#### [Exercise objective]
Of the lines in the data below, count the ones holding the string "Konserniraportointi", and answer with that number only.

[Dataset records on visual material]
----------------------------------------

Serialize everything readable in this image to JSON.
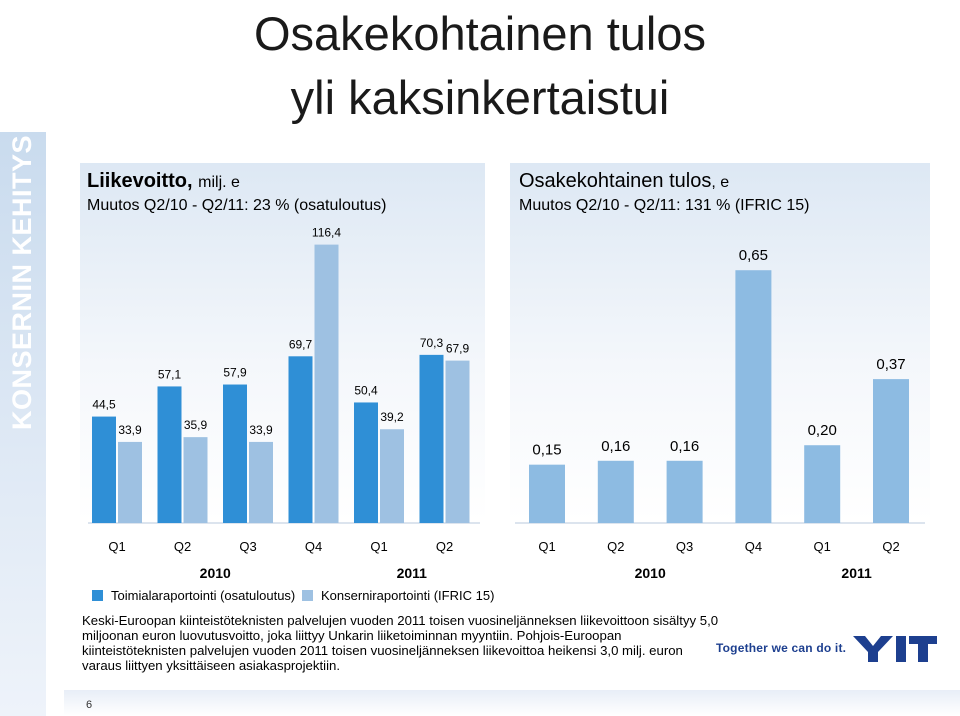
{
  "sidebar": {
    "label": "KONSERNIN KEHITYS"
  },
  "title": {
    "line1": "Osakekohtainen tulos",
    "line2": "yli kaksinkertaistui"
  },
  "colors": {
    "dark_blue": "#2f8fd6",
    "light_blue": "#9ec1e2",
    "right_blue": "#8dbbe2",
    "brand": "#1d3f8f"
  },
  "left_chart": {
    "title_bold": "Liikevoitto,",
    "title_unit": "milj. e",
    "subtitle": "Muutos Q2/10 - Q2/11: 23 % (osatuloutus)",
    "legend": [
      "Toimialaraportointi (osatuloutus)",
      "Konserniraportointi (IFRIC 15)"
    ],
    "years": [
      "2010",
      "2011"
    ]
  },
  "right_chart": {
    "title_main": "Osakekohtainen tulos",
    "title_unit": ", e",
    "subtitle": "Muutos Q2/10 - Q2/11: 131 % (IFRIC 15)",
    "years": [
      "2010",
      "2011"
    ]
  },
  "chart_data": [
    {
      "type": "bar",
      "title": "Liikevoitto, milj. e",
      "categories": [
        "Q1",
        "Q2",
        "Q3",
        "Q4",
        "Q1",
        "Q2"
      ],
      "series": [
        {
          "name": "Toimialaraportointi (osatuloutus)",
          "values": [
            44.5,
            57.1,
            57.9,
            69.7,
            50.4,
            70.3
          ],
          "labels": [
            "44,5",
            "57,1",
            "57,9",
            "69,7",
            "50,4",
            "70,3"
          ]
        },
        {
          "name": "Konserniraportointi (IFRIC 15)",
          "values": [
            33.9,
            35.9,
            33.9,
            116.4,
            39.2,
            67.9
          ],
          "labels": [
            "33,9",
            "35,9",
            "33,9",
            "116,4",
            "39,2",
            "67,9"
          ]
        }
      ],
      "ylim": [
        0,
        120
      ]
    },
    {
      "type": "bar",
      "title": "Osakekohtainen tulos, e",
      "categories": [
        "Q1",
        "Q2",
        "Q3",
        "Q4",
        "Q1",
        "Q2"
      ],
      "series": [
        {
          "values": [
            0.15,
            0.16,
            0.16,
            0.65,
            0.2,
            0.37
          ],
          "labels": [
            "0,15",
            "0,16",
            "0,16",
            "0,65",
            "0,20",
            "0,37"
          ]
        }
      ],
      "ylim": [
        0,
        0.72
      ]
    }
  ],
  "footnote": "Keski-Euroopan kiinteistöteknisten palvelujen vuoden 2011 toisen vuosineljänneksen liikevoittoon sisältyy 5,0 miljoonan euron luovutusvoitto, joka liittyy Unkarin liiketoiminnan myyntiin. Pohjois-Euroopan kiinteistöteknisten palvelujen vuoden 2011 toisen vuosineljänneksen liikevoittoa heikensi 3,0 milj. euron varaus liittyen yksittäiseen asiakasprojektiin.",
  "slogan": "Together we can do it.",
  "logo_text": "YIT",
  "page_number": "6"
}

----------------------------------------

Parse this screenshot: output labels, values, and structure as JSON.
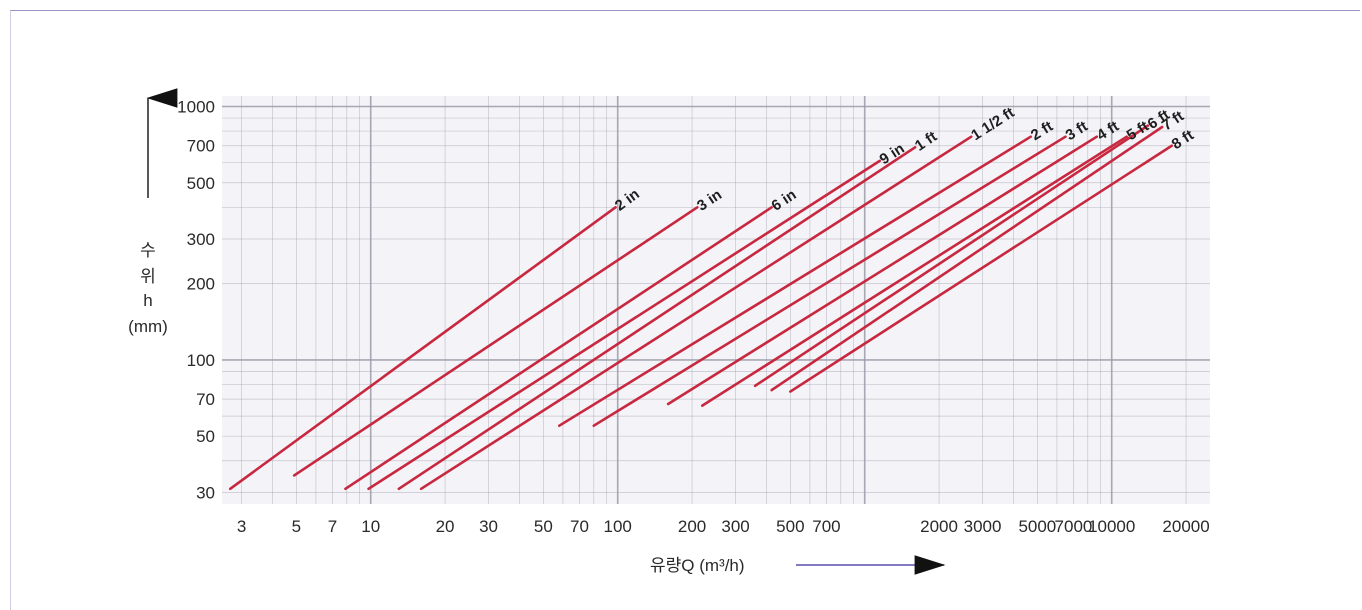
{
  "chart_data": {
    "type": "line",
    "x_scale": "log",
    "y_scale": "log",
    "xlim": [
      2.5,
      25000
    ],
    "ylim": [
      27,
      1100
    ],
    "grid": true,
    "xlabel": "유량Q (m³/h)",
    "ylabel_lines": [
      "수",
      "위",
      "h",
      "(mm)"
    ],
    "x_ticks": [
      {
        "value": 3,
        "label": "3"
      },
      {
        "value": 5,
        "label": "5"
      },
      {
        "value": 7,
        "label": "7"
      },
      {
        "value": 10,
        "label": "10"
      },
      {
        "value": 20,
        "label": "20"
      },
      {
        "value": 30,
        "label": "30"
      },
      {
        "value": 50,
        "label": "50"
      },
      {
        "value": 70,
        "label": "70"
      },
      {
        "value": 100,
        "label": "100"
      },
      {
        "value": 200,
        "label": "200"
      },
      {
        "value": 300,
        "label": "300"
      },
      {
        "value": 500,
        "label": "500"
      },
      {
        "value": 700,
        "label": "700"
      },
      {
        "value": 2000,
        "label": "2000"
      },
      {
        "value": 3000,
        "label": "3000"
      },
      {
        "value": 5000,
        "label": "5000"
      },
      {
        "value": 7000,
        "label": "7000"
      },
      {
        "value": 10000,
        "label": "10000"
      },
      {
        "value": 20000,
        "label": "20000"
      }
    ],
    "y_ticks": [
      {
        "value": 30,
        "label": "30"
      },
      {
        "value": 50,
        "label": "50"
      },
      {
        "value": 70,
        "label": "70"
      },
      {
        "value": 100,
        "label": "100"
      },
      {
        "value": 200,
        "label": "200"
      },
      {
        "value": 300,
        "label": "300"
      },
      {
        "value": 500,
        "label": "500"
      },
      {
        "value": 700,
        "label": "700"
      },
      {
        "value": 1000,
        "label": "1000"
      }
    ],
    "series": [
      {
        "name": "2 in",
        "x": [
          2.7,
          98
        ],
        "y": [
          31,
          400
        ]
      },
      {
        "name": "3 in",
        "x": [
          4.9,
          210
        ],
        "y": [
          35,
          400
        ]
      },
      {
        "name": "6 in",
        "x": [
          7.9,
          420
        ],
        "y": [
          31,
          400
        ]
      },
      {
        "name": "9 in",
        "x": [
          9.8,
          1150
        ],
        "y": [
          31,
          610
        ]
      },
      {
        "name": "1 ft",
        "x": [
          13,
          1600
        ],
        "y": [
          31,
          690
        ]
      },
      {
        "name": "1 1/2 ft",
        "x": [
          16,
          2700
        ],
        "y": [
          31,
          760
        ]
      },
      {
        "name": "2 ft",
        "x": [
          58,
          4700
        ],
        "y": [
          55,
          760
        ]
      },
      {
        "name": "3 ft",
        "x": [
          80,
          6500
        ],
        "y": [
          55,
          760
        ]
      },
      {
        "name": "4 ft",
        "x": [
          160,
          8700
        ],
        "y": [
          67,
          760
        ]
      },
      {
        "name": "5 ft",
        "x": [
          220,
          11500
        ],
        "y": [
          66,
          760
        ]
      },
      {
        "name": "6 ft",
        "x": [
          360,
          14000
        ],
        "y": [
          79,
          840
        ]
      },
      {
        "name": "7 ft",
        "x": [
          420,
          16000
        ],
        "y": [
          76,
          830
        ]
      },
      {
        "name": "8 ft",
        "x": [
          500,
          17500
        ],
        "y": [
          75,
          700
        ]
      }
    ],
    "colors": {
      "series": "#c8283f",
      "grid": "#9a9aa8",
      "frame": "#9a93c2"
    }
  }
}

----------------------------------------

#### [The output]
2